— BEGIN Data shown —

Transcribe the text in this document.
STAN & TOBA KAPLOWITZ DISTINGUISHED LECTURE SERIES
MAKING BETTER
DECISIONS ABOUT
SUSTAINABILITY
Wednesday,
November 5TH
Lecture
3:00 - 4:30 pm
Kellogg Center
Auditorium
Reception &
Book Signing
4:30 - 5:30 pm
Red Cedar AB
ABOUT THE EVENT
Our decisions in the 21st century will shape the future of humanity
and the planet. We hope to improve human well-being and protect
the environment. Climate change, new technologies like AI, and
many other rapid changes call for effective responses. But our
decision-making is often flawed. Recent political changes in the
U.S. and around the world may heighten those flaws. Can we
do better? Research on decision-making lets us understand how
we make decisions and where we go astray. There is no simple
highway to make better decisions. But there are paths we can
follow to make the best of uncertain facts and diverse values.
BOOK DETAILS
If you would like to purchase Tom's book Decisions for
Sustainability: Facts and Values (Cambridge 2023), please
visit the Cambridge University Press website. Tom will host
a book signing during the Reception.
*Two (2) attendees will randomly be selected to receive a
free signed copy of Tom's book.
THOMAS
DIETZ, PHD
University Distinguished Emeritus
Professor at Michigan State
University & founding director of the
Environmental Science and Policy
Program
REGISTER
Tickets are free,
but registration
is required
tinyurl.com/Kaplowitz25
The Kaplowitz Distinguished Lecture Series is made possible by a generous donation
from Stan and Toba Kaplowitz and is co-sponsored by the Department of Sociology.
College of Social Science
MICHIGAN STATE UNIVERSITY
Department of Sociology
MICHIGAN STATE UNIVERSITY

— END Data shown —

▶ **Goal**:
Transcribe every entry word for word.

▶ **Answer for the task**:
Transcribe the text in this document.
STAN & TOBA KAPLOWITZ DISTINGUISHED LECTURE SERIES
MAKING BETTER
DECISIONS ABOUT
SUSTAINABILITY
Wednesday,
November 5TH
Lecture
3:00 - 4:30 pm
Kellogg Center
Auditorium
Reception &
Book Signing
4:30 - 5:30 pm
Red Cedar AB
ABOUT THE EVENT
Our decisions in the 21st century will shape the future of humanity
and the planet. We hope to improve human well-being and protect
the environment. Climate change, new technologies like AI, and
many other rapid changes call for effective responses. But our
decision-making is often flawed. Recent political changes in the
U.S. and around the world may heighten those flaws. Can we
do better? Research on decision-making lets us understand how
we make decisions and where we go astray. There is no simple
highway to make better decisions. But there are paths we can
follow to make the best of uncertain facts and diverse values.
BOOK DETAILS
If you would like to purchase Tom's book Decisions for
Sustainability: Facts and Values (Cambridge 2023), please
visit the Cambridge University Press website. Tom will host
a book signing during the Reception.
*Two (2) attendees will randomly be selected to receive a
free signed copy of Tom's book.
THOMAS
DIETZ, PHD
University Distinguished Emeritus
Professor at Michigan State
University & founding director of the
Environmental Science and Policy
Program
REGISTER
Tickets are free,
but registration
is required
tinyurl.com/Kaplowitz25
The Kaplowitz Distinguished Lecture Series is made possible by a generous donation
from Stan and Toba Kaplowitz and is co-sponsored by the Department of Sociology.
College of Social Science
MICHIGAN STATE UNIVERSITY
Department of Sociology
MICHIGAN STATE UNIVERSITY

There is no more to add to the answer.